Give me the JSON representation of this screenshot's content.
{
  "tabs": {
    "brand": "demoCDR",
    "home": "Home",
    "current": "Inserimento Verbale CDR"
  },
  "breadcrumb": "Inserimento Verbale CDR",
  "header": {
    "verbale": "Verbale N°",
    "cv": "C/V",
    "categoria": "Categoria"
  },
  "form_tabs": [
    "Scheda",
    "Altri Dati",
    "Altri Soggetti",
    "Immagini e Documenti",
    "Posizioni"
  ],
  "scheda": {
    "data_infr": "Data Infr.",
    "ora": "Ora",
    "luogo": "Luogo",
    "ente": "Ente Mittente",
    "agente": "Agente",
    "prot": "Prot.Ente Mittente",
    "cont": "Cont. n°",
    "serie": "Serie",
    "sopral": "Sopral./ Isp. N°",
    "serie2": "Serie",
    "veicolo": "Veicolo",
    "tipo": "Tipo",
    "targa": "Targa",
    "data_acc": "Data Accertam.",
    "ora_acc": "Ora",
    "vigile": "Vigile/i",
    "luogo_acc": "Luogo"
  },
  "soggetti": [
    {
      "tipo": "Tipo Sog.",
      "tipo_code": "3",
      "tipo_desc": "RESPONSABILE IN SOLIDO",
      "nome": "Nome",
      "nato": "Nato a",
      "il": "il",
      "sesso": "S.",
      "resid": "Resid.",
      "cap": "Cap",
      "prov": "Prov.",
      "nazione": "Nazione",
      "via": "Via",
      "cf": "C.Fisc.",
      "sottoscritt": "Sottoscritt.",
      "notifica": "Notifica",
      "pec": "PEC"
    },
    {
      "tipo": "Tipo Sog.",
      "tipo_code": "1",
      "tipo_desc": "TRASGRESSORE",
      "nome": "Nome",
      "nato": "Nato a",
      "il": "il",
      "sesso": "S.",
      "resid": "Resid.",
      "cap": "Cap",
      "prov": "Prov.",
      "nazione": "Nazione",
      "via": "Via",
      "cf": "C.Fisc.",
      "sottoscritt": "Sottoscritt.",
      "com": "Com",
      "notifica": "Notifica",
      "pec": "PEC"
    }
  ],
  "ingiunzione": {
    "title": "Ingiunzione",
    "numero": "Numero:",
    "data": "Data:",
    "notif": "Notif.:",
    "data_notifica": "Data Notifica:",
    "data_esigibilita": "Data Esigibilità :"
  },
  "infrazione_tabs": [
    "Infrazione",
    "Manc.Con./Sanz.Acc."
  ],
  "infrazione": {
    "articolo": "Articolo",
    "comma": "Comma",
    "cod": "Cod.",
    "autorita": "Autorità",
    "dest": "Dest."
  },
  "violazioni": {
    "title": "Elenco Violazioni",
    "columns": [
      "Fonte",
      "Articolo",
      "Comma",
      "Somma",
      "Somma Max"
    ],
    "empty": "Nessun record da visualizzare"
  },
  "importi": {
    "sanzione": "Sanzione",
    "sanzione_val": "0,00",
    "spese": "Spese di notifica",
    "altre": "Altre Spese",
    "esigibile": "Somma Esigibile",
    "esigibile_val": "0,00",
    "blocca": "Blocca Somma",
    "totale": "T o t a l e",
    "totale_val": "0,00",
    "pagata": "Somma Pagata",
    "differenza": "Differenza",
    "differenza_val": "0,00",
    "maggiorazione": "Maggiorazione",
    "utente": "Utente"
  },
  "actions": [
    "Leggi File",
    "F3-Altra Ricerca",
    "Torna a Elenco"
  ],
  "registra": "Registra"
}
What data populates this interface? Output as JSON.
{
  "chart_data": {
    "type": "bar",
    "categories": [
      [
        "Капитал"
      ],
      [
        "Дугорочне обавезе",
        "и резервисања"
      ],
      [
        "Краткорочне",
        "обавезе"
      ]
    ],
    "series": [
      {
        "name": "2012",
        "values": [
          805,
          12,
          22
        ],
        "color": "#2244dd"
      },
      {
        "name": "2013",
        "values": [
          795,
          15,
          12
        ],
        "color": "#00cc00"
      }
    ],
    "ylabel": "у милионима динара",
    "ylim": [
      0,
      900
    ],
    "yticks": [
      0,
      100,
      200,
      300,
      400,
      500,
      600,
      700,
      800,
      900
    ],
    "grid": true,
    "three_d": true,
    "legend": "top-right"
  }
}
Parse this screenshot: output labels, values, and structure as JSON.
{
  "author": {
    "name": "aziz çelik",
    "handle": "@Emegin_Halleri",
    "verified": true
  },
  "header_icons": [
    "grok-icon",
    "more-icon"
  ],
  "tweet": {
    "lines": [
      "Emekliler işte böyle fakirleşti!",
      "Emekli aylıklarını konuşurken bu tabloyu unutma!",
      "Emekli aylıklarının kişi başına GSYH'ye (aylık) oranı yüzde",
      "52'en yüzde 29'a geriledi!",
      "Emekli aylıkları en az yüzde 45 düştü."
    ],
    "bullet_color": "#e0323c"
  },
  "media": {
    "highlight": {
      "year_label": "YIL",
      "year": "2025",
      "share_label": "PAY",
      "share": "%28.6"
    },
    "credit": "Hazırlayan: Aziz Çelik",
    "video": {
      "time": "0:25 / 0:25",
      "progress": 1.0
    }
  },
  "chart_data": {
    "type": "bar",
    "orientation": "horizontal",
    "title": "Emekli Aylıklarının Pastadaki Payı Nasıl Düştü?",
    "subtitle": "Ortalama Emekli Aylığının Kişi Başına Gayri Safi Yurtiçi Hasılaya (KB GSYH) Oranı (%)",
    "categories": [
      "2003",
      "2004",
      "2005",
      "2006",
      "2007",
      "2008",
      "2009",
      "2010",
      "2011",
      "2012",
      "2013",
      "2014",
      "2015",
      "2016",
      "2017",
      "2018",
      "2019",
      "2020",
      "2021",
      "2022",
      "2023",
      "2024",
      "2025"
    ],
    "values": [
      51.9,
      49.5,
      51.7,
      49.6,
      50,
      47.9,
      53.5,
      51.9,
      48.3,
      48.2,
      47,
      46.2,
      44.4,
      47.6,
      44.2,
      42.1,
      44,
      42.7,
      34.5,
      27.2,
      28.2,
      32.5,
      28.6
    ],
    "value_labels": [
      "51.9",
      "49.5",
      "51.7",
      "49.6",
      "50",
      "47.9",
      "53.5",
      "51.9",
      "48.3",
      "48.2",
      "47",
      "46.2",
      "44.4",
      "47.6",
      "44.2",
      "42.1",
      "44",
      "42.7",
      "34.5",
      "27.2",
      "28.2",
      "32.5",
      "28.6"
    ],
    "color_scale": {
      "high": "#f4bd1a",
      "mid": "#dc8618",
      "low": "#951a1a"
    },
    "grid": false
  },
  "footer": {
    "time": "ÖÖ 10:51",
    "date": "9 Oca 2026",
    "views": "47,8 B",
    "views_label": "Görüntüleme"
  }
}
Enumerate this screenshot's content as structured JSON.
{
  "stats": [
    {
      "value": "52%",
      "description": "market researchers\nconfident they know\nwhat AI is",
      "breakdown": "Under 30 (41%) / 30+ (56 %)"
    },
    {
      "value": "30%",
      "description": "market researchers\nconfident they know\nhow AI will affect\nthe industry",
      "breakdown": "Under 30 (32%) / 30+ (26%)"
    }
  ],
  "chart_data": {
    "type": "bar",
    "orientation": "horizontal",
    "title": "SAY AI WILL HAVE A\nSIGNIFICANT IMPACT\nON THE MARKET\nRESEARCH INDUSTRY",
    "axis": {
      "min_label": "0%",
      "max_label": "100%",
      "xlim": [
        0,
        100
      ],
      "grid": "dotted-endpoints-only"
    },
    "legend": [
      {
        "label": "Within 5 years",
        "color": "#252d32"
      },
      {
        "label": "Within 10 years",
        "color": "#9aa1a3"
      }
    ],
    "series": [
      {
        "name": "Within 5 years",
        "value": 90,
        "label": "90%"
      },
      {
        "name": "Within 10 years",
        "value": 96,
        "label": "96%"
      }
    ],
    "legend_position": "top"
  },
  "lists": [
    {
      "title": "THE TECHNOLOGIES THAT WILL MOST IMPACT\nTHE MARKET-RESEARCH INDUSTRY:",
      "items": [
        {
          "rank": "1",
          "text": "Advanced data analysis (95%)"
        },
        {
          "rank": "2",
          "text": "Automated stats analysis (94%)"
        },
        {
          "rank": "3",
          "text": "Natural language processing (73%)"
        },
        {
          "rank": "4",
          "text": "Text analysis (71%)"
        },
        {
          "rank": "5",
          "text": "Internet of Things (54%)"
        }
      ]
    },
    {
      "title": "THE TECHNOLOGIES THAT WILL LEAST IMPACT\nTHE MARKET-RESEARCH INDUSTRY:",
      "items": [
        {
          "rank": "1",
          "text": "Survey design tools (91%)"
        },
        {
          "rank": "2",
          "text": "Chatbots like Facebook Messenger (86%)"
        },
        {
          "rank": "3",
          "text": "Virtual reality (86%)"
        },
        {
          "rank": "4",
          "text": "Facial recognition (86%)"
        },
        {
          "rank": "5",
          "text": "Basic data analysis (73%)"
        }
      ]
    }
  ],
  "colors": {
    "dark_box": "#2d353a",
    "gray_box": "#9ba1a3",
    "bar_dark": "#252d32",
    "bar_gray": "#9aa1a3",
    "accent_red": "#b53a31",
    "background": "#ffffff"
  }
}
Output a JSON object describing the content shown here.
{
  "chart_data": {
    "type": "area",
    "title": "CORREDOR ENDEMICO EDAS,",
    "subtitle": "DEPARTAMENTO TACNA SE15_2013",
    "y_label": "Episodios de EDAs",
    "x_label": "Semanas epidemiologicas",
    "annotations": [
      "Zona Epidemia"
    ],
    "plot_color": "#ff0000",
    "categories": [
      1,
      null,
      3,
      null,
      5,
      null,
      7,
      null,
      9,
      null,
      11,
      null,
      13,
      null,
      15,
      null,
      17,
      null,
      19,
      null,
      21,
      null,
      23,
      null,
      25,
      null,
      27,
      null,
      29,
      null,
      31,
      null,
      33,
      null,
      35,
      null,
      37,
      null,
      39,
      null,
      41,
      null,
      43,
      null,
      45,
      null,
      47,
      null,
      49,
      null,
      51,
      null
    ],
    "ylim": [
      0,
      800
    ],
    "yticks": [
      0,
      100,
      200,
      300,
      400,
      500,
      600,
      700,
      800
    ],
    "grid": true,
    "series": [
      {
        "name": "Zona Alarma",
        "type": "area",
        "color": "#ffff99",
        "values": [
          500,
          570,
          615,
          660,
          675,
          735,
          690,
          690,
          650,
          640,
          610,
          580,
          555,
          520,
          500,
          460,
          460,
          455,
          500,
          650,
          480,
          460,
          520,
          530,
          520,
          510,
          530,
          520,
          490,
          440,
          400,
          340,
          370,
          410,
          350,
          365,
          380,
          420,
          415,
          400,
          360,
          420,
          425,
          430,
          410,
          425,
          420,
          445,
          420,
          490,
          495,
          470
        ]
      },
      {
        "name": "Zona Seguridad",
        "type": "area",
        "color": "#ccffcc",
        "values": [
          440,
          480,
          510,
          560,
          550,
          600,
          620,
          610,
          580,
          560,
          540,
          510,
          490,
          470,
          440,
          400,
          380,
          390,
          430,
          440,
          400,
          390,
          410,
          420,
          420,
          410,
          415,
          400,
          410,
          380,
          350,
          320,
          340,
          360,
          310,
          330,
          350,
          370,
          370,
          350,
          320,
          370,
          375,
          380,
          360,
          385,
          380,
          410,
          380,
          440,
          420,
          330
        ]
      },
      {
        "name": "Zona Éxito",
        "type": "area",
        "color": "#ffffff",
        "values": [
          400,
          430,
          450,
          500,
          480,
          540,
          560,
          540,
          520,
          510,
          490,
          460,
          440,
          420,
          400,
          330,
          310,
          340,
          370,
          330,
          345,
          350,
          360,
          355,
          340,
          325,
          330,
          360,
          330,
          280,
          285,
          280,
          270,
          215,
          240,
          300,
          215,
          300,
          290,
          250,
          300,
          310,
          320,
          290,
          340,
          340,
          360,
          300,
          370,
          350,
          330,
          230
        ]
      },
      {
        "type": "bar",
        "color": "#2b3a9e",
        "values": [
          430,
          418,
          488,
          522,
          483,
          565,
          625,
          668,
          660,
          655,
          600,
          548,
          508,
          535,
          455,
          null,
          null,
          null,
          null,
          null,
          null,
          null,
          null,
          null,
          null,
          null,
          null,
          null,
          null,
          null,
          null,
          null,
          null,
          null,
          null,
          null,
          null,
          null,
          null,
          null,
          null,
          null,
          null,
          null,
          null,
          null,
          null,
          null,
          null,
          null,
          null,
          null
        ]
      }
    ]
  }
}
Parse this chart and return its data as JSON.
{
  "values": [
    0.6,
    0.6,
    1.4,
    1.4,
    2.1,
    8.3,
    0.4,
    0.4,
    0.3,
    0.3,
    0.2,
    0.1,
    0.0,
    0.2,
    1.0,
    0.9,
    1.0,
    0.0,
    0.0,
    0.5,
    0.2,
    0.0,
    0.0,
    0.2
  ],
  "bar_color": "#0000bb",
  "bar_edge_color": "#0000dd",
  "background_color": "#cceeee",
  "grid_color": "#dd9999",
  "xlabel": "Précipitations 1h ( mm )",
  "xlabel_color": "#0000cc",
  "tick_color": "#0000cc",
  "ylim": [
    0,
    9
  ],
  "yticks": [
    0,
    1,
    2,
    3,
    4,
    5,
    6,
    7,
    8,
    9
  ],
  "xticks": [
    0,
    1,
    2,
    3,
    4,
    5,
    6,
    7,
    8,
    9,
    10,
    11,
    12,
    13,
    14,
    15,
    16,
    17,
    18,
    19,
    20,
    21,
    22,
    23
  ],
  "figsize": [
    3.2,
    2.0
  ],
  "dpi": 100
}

WORK TO COMPLETE: Scan the data above; copy every line where "yüzde" appears.

TASK RESPONSE:
      "Emekli aylıklarının kişi başına GSYH'ye (aylık) oranı yüzde",
      "52'en yüzde 29'a geriledi!",
      "Emekli aylıkları en az yüzde 45 düştü."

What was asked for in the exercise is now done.